What the task asks:
Quote each record exactly, please, leaving none out.

------

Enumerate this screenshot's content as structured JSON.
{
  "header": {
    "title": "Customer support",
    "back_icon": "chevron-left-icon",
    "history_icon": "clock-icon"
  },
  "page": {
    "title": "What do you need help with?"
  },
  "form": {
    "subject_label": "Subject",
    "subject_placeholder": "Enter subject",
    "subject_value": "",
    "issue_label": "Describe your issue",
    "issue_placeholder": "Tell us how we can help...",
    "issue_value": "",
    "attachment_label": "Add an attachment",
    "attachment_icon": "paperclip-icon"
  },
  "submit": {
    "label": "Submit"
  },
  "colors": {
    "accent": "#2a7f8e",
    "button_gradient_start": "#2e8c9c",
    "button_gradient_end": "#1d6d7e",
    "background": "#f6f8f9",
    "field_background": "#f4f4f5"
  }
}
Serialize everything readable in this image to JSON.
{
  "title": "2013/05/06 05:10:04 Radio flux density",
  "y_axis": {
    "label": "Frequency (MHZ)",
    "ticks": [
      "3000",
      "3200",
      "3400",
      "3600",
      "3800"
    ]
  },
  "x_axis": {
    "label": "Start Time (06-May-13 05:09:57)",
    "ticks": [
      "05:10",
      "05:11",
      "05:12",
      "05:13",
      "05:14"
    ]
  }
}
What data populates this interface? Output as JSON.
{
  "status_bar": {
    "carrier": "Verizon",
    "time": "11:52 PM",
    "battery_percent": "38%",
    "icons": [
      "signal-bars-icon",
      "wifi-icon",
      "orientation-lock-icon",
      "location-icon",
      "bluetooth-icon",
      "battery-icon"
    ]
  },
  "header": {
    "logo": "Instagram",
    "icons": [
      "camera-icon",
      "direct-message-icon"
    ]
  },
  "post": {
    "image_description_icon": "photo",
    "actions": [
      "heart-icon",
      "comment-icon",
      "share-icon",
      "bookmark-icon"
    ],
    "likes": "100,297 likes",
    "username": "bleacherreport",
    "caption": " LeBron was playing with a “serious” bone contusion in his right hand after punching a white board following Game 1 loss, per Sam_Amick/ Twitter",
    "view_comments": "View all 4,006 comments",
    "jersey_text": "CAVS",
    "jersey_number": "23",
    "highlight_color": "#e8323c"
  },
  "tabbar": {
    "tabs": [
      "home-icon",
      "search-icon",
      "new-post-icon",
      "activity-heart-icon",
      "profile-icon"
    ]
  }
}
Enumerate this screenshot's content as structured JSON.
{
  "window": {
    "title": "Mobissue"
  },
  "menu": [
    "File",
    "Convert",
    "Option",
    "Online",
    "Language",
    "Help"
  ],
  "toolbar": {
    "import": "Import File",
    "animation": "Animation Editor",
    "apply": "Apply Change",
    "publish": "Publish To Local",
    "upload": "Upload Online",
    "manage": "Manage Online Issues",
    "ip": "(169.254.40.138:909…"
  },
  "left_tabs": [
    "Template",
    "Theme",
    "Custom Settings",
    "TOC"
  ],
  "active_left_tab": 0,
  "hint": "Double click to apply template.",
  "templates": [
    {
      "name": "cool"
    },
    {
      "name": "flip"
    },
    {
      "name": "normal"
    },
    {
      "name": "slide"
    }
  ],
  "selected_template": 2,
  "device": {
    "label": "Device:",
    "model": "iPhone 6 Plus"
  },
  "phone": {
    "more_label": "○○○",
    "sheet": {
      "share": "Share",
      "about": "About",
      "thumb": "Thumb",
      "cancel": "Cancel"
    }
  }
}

------

Expected answer:
Enumerate this screenshot's content as structured JSON.
{
  "header": {
    "title": "Customer support",
    "back_icon": "chevron-left-icon",
    "history_icon": "clock-icon"
  },
  "page": {
    "title": "What do you need help with?"
  },
  "form": {
    "subject_label": "Subject",
    "subject_placeholder": "Enter subject",
    "subject_value": "",
    "issue_label": "Describe your issue",
    "issue_placeholder": "Tell us how we can help...",
    "issue_value": "",
    "attachment_label": "Add an attachment",
    "attachment_icon": "paperclip-icon"
  },
  "submit": {
    "label": "Submit"
  },
  "colors": {
    "accent": "#2a7f8e",
    "button_gradient_start": "#2e8c9c",
    "button_gradient_end": "#1d6d7e",
    "background": "#f6f8f9",
    "field_background": "#f4f4f5"
  }
}
Serialize everything readable in this image to JSON.
{
  "title": "2013/05/06 05:10:04 Radio flux density",
  "y_axis": {
    "label": "Frequency (MHZ)",
    "ticks": [
      "3000",
      "3200",
      "3400",
      "3600",
      "3800"
    ]
  },
  "x_axis": {
    "label": "Start Time (06-May-13 05:09:57)",
    "ticks": [
      "05:10",
      "05:11",
      "05:12",
      "05:13",
      "05:14"
    ]
  }
}
What data populates this interface? Output as JSON.
{
  "status_bar": {
    "carrier": "Verizon",
    "time": "11:52 PM",
    "battery_percent": "38%",
    "icons": [
      "signal-bars-icon",
      "wifi-icon",
      "orientation-lock-icon",
      "location-icon",
      "bluetooth-icon",
      "battery-icon"
    ]
  },
  "header": {
    "logo": "Instagram",
    "icons": [
      "camera-icon",
      "direct-message-icon"
    ]
  },
  "post": {
    "image_description_icon": "photo",
    "actions": [
      "heart-icon",
      "comment-icon",
      "share-icon",
      "bookmark-icon"
    ],
    "likes": "100,297 likes",
    "username": "bleacherreport",
    "caption": " LeBron was playing with a “serious” bone contusion in his right hand after punching a white board following Game 1 loss, per Sam_Amick/ Twitter",
    "view_comments": "View all 4,006 comments",
    "jersey_text": "CAVS",
    "jersey_number": "23",
    "highlight_color": "#e8323c"
  },
  "tabbar": {
    "tabs": [
      "home-icon",
      "search-icon",
      "new-post-icon",
      "activity-heart-icon",
      "profile-icon"
    ]
  }
}
Enumerate this screenshot's content as structured JSON.
{
  "window": {
    "title": "Mobissue"
  },
  "menu": [
    "File",
    "Convert",
    "Option",
    "Online",
    "Language",
    "Help"
  ],
  "toolbar": {
    "import": "Import File",
    "animation": "Animation Editor",
    "apply": "Apply Change",
    "publish": "Publish To Local",
    "upload": "Upload Online",
    "manage": "Manage Online Issues",
    "ip": "(169.254.40.138:909…"
  },
  "left_tabs": [
    "Template",
    "Theme",
    "Custom Settings",
    "TOC"
  ],
  "active_left_tab": 0,
  "hint": "Double click to apply template.",
  "templates": [
    {
      "name": "cool"
    },
    {
      "name": "flip"
    },
    {
      "name": "normal"
    },
    {
      "name": "slide"
    }
  ],
  "selected_template": 2,
  "device": {
    "label": "Device:",
    "model": "iPhone 6 Plus"
  },
  "phone": {
    "more_label": "○○○",
    "sheet": {
      "share": "Share",
      "about": "About",
      "thumb": "Thumb",
      "cancel": "Cancel"
    }
  }
}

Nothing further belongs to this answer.